- _EXERCISE GOAL_
Return every line below in which "видам" appears.

- _SUPPLIED ENTRIES_
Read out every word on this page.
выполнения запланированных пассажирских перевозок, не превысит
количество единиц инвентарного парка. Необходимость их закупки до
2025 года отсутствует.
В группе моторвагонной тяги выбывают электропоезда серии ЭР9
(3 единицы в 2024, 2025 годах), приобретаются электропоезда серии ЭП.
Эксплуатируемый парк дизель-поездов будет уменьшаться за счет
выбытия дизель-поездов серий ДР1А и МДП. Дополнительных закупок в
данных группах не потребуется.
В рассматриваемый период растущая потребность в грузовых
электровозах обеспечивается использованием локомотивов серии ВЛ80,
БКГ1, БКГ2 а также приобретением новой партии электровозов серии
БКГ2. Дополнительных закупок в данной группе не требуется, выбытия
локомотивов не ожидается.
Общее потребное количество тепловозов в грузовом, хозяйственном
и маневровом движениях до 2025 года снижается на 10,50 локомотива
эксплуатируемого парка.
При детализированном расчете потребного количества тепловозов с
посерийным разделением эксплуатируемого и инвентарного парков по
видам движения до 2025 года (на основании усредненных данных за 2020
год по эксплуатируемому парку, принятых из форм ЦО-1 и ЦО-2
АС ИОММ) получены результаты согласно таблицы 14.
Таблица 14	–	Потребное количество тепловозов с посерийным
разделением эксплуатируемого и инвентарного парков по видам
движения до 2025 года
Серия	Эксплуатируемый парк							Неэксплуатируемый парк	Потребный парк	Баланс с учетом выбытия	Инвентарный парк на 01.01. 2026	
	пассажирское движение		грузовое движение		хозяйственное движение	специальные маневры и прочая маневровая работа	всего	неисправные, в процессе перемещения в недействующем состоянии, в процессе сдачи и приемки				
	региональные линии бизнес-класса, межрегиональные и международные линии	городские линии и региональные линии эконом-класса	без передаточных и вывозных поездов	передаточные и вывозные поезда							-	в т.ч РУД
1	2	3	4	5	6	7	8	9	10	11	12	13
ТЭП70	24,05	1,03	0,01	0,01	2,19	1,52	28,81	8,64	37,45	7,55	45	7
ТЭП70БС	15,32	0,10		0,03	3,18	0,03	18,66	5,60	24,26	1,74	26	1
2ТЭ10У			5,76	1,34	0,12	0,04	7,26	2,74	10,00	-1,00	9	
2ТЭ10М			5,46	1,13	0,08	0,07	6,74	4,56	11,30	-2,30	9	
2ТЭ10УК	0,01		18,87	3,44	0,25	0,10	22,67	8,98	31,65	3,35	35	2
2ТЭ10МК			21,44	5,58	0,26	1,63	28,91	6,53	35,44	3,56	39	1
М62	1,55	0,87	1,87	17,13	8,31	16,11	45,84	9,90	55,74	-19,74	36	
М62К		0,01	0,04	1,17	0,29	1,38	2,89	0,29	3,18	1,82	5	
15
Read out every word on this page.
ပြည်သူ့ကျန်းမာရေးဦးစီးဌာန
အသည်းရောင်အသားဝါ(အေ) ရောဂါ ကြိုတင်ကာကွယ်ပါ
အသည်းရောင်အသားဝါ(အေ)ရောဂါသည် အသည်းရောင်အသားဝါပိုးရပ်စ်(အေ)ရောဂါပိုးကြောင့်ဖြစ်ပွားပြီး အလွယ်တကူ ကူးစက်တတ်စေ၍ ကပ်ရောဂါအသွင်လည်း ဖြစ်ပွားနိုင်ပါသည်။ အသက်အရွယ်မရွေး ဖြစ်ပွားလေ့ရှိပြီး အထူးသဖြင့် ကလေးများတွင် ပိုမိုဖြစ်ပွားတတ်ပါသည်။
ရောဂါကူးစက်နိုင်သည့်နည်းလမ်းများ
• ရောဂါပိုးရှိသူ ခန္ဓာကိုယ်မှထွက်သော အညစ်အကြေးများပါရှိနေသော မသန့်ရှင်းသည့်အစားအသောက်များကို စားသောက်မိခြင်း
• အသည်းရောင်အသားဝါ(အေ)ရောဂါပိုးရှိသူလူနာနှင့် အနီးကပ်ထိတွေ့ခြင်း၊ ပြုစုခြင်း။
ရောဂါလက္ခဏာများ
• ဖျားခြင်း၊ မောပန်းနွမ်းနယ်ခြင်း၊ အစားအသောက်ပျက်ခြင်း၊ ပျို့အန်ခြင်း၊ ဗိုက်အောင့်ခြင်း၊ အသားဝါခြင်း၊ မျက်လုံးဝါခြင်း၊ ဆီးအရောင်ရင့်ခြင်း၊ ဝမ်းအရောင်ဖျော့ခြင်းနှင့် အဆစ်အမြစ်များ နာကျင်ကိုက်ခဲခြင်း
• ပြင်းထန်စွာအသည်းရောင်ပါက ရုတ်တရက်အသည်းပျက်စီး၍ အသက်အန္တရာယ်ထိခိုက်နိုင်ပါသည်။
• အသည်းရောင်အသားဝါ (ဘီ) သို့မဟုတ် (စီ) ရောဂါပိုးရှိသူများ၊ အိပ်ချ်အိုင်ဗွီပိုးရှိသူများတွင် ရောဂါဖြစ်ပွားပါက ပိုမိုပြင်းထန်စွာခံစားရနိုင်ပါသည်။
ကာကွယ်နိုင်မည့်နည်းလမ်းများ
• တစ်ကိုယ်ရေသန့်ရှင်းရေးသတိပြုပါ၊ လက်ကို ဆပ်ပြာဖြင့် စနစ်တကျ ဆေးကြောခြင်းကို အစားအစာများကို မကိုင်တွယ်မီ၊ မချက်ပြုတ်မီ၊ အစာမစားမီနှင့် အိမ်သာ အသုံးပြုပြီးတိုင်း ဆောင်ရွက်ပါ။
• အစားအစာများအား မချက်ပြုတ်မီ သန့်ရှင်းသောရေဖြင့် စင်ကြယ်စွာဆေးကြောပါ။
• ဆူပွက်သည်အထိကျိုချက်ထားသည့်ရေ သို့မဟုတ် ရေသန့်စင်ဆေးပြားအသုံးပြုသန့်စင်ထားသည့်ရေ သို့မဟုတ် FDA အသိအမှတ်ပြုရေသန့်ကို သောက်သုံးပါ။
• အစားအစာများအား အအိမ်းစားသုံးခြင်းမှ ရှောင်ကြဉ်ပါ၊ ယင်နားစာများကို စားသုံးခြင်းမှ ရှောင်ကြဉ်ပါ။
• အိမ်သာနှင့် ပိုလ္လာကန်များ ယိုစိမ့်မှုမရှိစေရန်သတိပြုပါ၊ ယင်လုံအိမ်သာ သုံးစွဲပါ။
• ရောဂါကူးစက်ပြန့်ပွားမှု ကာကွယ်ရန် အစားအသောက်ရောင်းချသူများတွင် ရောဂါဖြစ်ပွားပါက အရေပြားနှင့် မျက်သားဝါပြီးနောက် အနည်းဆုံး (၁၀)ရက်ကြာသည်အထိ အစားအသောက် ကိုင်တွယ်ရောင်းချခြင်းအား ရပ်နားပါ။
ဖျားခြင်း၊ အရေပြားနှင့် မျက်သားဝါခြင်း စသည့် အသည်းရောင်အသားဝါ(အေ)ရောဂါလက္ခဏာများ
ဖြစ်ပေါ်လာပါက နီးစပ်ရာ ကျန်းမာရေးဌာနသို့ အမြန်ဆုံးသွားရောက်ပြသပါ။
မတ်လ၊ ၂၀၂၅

- _WORKED SOLUTION_
видам движения до 2025 года (на основании усредненных данных за 2020
разделением эксплуатируемого и инвентарного парков по видам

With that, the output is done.